§ **EXCERPT TO READ**
________
And in a pre-recorded video about Gordon's impact as a mentor, the conference's third co-organizer, Amy Stuart Wells, hailed Gordon for a lifetime dedicated to what the Gordon Centennial Conference itself was very clearly accomplishing.

“Dr. Gordon is such a connector,” said Wells, Professor of Sociology & Education. “I think our field has become very fragmented — everybody is off doing their own individual research and on one's really bringing it together to say, ‘What is the sum of these parts?’ But I feel like that's what Dr. Gordon has done and continues to do, even though he's turning 100.”

Over the course of two days, the conference celebrating Gordon featured four sequential themed sessions. The first of these, “Towards the Affirmative Development of Intellective Competence and Agency in Every Human Being,” touched on topics that ranged from fairness in artificial intelligence to pathways for success in STEM among students of color, to language as a metaphor for interpreting student learning across disciplines.

Among the first session’s highlights, two university presidents directly addressed efforts to encourage equity in educational opportunity. University of Washington President Ana Mari Cauce described games and learning programs parents can use to help children develop intellective competence. Such programs, she said, “allow low-income parents to, in Professor Gordon’s own words, ‘take control of their child’s education.’ They treat parents and caretakers as true partners with developmental researchers and service providers. And they provide a clear rationale for the approach, and an understanding of the science behind them.”
________
§ **REQUIRED ACTION A**
Summarize the passage about the Gordon Centennial Conference in two sentences.
§ **REQUIRED ACTION B**
Continue the passage about the Gordon Centennial Conference, picking up after its final sentence.

[Page layout parsing data]
________
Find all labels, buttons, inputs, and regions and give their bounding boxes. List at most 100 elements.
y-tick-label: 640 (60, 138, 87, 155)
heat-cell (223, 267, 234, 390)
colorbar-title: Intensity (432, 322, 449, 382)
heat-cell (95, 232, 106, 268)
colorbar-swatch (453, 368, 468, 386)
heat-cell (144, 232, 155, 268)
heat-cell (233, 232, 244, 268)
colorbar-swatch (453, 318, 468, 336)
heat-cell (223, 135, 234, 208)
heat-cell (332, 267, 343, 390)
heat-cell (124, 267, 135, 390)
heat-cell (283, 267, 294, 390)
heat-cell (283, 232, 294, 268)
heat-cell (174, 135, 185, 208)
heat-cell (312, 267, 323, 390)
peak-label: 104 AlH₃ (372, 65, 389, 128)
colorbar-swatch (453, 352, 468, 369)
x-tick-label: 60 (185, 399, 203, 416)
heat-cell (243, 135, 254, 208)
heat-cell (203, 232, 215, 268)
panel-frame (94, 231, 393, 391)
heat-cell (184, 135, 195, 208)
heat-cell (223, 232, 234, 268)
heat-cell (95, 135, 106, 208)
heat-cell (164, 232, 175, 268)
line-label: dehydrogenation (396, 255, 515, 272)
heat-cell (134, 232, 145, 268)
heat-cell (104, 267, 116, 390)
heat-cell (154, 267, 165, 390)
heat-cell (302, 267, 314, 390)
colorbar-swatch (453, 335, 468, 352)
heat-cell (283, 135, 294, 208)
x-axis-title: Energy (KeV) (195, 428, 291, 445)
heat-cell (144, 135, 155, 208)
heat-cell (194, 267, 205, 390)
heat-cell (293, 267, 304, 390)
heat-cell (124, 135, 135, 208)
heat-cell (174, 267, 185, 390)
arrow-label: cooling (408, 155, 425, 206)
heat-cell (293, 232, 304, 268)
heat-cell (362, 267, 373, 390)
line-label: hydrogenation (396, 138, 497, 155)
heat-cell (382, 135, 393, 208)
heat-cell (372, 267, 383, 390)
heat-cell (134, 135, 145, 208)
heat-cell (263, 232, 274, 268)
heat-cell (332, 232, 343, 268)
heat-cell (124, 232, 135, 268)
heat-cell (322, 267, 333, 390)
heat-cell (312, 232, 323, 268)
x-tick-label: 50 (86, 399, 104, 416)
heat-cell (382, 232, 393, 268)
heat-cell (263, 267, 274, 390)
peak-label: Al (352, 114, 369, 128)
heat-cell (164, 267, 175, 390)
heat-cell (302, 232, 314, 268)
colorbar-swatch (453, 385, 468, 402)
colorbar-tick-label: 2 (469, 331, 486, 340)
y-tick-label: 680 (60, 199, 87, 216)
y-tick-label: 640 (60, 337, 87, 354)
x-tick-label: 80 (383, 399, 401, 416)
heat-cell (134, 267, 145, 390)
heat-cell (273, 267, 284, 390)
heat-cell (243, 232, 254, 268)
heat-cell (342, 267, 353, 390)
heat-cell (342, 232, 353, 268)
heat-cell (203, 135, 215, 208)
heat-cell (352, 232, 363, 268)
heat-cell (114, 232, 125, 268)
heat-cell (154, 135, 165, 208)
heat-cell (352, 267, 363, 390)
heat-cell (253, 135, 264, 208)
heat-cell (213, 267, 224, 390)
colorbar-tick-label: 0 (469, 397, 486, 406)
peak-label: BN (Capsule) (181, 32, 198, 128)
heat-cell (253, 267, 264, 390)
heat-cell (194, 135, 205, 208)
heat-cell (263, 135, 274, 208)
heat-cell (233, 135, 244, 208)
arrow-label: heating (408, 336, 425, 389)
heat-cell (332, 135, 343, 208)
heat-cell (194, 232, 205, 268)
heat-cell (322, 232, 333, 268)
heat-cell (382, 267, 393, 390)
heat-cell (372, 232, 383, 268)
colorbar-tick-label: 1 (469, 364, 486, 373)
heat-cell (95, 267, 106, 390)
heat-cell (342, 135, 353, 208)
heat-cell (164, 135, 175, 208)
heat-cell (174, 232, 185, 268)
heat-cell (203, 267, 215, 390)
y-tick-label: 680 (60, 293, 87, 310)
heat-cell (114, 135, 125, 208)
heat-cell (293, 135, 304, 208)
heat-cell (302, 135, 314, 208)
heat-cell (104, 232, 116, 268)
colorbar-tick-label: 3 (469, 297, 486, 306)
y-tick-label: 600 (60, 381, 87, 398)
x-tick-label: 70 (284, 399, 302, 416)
________
§ **RESPONSE A**
In a pre-recorded video, conference co-organizer Amy Stuart Wells praised Gordon as a connector who brings a fragmented field together, which the conference itself was clearly accomplishing. Over two days the conference held four sequential themed sessions, and in the first, University of Washington President Ana Mari Cauce described games and learning programs that low-income parents can use to help children develop intellective competence.

§ **RESPONSE B**
Freeman Hrabowski, President of the University of Maryland, Baltimore County — the nation's top producer of African American undergraduates who go on to complete an M.D./Ph.D. — discussed studies of success rates among students of color in STEM disciplines, particularly looking for predictors of enrollment in graduate study. The key to success “as Dr. Gordon has been saying all along,” Hrabowski said, has proved to be developing “empowering settings” by building community among students and helping them understand “they can control their destiny in that environment.”

Ernest Washington, Professor Emeritus of Child, School and Family Studies at the University of Massachusetts at Amherst, urged a greater focus on studies of longitudinal data from early childhood that sought to index and correlate “fundamental units of enlightenment” that enable a child to begin to use language or to understand simple math. These units are “behaviors that we have to learn to the point of automaticity,” Washington said. Adding that spoken tongues are only one among many kinds of languages that include mathematics, science, sociology, and music, Washington said that he and his colleagues are looking for correlations among the variables representing the stages of cognition in each of these languages and any ability to predict learning outcomes.

But it may have been TC anthropologist Hervé Varenne, Professor of Education, who sounded the theme that is currently closest to Gordon’s heart: the need to give learners personal agency through access to resources and power.

In interview excerpted at the beginning of the conference, Gordon noted that “wherever human societies have been organized by castes and classes, the highest caste or class has been the healthiest and best educated, and the lowest caste or class has been the least healthy and the least well educated,” and argues that “the more power, the more resources people have, the healthier they manage to be and the better educated they become.”

Varenne, who has speculated in the past that “perhaps by specifying curricula, pedagogies and the experts one must go through to be certified as knowing something, schools have been unwittingly limiting educational activities and the rewards they produce,” amplified that point. 

“I insist with my students that agency is equally shared among all human beings,” he said. “I sometimes say that this is what moved homo sapiens from East Africa to the moon. The parents of children at risk must be assumed to be doing all that they can given their resources. The question we must take to heart is how to get people the resources that they might need.”